┌──
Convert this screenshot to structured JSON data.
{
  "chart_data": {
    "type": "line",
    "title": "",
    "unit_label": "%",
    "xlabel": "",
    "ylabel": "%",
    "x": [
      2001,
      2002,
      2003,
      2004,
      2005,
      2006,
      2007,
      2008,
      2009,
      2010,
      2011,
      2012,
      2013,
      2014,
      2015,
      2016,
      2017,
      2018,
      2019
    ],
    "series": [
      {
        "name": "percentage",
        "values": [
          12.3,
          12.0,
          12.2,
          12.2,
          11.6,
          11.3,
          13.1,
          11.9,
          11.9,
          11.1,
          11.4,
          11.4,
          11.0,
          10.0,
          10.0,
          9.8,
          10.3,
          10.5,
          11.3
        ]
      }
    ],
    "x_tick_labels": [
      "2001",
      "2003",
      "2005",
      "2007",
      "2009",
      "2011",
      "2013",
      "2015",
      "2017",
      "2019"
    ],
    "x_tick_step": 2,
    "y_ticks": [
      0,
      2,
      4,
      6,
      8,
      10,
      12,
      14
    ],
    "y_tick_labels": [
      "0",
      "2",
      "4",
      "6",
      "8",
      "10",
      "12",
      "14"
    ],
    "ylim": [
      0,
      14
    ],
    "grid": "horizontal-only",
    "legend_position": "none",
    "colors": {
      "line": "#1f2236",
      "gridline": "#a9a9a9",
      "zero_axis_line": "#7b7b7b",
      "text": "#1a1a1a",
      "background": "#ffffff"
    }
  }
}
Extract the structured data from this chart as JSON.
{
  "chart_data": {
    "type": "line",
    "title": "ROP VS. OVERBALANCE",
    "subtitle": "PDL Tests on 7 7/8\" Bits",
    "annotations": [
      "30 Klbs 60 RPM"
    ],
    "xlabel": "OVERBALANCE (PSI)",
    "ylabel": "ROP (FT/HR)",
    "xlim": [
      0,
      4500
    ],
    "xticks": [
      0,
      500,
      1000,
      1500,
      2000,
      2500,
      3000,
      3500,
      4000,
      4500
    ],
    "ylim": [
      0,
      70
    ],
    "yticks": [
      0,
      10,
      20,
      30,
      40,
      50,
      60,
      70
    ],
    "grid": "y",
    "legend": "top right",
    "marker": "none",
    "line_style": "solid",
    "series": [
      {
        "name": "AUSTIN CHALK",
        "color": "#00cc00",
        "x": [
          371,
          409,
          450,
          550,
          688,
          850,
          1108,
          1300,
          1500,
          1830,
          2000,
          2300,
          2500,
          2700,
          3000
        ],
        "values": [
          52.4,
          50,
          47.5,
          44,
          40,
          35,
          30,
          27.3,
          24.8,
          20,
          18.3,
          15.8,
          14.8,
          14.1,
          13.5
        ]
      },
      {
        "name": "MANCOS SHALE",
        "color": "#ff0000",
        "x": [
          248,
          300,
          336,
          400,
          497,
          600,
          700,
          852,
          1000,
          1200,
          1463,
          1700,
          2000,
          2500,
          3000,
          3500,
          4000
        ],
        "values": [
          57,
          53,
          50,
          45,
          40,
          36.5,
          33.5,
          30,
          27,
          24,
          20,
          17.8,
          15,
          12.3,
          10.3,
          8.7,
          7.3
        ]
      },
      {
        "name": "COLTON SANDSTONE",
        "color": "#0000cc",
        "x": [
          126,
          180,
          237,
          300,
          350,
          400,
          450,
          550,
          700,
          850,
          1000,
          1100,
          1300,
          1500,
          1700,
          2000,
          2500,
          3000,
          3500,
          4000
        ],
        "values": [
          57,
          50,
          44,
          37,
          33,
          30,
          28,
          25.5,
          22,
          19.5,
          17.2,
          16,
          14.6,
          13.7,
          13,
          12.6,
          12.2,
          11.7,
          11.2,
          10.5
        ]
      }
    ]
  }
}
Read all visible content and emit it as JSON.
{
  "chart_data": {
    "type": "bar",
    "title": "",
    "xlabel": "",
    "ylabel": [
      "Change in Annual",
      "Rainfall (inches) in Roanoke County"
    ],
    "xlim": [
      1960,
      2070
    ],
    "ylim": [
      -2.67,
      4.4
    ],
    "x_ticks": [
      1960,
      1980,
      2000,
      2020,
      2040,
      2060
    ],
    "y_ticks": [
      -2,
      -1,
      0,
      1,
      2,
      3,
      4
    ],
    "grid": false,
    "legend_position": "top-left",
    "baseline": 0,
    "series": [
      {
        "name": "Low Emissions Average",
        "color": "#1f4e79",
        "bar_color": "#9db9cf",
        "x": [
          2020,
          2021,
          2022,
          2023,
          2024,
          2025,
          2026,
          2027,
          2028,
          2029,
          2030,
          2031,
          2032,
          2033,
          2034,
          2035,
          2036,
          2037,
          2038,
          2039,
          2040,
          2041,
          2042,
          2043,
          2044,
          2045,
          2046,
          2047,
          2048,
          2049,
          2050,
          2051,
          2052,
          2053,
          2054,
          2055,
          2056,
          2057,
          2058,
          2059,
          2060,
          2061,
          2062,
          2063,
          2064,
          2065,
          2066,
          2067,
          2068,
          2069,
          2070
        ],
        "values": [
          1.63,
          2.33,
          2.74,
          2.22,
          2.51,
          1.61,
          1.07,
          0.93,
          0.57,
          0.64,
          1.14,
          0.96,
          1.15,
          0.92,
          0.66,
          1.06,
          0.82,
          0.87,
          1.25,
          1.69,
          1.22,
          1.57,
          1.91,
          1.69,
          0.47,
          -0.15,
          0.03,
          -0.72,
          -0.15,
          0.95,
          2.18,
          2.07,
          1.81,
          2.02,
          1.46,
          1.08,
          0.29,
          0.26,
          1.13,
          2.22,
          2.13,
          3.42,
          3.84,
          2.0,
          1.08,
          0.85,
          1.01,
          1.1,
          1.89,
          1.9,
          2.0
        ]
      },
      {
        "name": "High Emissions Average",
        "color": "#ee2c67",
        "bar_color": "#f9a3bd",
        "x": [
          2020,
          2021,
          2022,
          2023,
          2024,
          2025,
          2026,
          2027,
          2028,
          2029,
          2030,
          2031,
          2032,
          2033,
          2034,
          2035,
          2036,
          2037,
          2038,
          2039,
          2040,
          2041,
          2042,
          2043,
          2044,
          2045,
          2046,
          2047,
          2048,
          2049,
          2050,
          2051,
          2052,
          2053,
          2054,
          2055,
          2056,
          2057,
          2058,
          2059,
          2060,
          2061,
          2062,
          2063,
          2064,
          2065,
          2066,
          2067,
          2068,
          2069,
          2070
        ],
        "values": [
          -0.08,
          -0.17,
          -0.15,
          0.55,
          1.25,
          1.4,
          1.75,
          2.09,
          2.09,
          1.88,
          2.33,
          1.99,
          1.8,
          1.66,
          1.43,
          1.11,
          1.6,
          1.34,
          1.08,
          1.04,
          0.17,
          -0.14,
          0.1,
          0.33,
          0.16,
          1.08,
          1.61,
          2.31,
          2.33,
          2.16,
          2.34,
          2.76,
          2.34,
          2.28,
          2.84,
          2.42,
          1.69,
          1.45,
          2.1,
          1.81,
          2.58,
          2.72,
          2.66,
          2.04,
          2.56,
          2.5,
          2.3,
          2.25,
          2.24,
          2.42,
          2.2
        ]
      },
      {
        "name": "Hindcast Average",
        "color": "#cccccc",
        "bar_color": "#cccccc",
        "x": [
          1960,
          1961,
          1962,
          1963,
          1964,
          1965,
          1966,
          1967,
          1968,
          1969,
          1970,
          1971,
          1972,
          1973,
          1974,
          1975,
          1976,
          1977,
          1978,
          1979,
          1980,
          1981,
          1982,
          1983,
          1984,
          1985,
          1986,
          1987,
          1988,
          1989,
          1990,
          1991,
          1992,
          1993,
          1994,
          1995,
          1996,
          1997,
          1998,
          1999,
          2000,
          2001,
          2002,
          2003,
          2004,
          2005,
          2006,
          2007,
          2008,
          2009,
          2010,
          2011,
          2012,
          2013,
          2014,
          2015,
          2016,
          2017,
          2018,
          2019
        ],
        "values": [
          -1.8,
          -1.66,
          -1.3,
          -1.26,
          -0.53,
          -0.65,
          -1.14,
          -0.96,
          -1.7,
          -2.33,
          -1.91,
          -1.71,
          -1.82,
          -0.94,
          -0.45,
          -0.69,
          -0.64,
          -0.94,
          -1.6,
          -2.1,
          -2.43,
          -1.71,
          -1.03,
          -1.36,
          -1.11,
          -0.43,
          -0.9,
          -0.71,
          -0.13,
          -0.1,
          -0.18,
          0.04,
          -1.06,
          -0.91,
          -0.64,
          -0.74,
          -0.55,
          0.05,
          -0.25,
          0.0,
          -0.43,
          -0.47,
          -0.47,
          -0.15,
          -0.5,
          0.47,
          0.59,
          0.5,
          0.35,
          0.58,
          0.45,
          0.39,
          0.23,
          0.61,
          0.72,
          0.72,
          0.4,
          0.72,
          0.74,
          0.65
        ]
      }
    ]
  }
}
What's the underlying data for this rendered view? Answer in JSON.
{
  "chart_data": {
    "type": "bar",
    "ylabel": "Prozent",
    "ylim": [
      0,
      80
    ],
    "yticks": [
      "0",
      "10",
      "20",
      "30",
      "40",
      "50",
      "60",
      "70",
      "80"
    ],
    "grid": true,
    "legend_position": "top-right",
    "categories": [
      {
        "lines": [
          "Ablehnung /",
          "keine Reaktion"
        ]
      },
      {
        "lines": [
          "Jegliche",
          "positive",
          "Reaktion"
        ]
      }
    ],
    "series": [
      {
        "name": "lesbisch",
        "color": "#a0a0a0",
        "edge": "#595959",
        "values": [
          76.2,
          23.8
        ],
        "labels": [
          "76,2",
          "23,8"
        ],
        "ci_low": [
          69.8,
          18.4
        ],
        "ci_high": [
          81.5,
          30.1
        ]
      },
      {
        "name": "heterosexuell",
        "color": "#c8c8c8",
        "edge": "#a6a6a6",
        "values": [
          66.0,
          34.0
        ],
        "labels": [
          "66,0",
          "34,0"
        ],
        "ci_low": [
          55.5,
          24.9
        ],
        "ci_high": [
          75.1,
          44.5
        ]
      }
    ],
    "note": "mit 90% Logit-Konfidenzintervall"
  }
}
└──
WHAT THIS TASK INVOLVES
Quote, word for word, every line starting at the one that contains "What's the underlying" and ending with the final line of the entries.

ANSWER TO THE EXERCISE
What's the underlying data for this rendered view? Answer in JSON.
{
  "chart_data": {
    "type": "bar",
    "ylabel": "Prozent",
    "ylim": [
      0,
      80
    ],
    "yticks": [
      "0",
      "10",
      "20",
      "30",
      "40",
      "50",
      "60",
      "70",
      "80"
    ],
    "grid": true,
    "legend_position": "top-right",
    "categories": [
      {
        "lines": [
          "Ablehnung /",
          "keine Reaktion"
        ]
      },
      {
        "lines": [
          "Jegliche",
          "positive",
          "Reaktion"
        ]
      }
    ],
    "series": [
      {
        "name": "lesbisch",
        "color": "#a0a0a0",
        "edge": "#595959",
        "values": [
          76.2,
          23.8
        ],
        "labels": [
          "76,2",
          "23,8"
        ],
        "ci_low": [
          69.8,
          18.4
        ],
        "ci_high": [
          81.5,
          30.1
        ]
      },
      {
        "name": "heterosexuell",
        "color": "#c8c8c8",
        "edge": "#a6a6a6",
        "values": [
          66.0,
          34.0
        ],
        "labels": [
          "66,0",
          "34,0"
        ],
        "ci_low": [
          55.5,
          24.9
        ],
        "ci_high": [
          75.1,
          44.5
        ]
      }
    ],
    "note": "mit 90% Logit-Konfidenzintervall"
  }
}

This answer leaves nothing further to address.